Supplied records:
═══

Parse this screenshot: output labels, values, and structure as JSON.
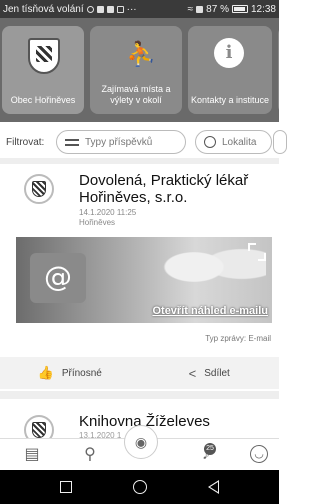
{
  "status_bar": {
    "carrier": "Jen tísňová volání",
    "battery": "87 %",
    "time": "12:38"
  },
  "tiles": [
    {
      "label": "Obec Hořiněves",
      "icon": "crest-icon"
    },
    {
      "label": "Zajímavá místa a výlety v okolí",
      "icon": "hiker-icon"
    },
    {
      "label": "Kontakty a instituce",
      "icon": "info-icon",
      "glyph": "i"
    }
  ],
  "filter": {
    "label": "Filtrovat:",
    "types_placeholder": "Typy příspěvků",
    "location_label": "Lokalita"
  },
  "posts": [
    {
      "title": "Dovolená, Praktický lékař Hořiněves, s.r.o.",
      "date": "14.1.2020 11:25",
      "place": "Hořiněves",
      "email_link": "Otevřít náhled e-mailu",
      "message_type": "Typ zprávy: E-mail",
      "actions": {
        "useful": "Přínosné",
        "share": "Sdílet"
      }
    },
    {
      "title": "Knihovna Žíželeves",
      "date": "13.1.2020 1"
    }
  ],
  "bottom_nav": {
    "notification_count": "25"
  }
}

═══

Direction: Go through the data above and transcribe it in full, omitting any image.

Output of the task:
Parse this screenshot: output labels, values, and structure as JSON.
{
  "status_bar": {
    "carrier": "Jen tísňová volání",
    "battery": "87 %",
    "time": "12:38"
  },
  "tiles": [
    {
      "label": "Obec Hořiněves",
      "icon": "crest-icon"
    },
    {
      "label": "Zajímavá místa a výlety v okolí",
      "icon": "hiker-icon"
    },
    {
      "label": "Kontakty a instituce",
      "icon": "info-icon",
      "glyph": "i"
    }
  ],
  "filter": {
    "label": "Filtrovat:",
    "types_placeholder": "Typy příspěvků",
    "location_label": "Lokalita"
  },
  "posts": [
    {
      "title": "Dovolená, Praktický lékař Hořiněves, s.r.o.",
      "date": "14.1.2020 11:25",
      "place": "Hořiněves",
      "email_link": "Otevřít náhled e-mailu",
      "message_type": "Typ zprávy: E-mail",
      "actions": {
        "useful": "Přínosné",
        "share": "Sdílet"
      }
    },
    {
      "title": "Knihovna Žíželeves",
      "date": "13.1.2020 1"
    }
  ],
  "bottom_nav": {
    "notification_count": "25"
  }
}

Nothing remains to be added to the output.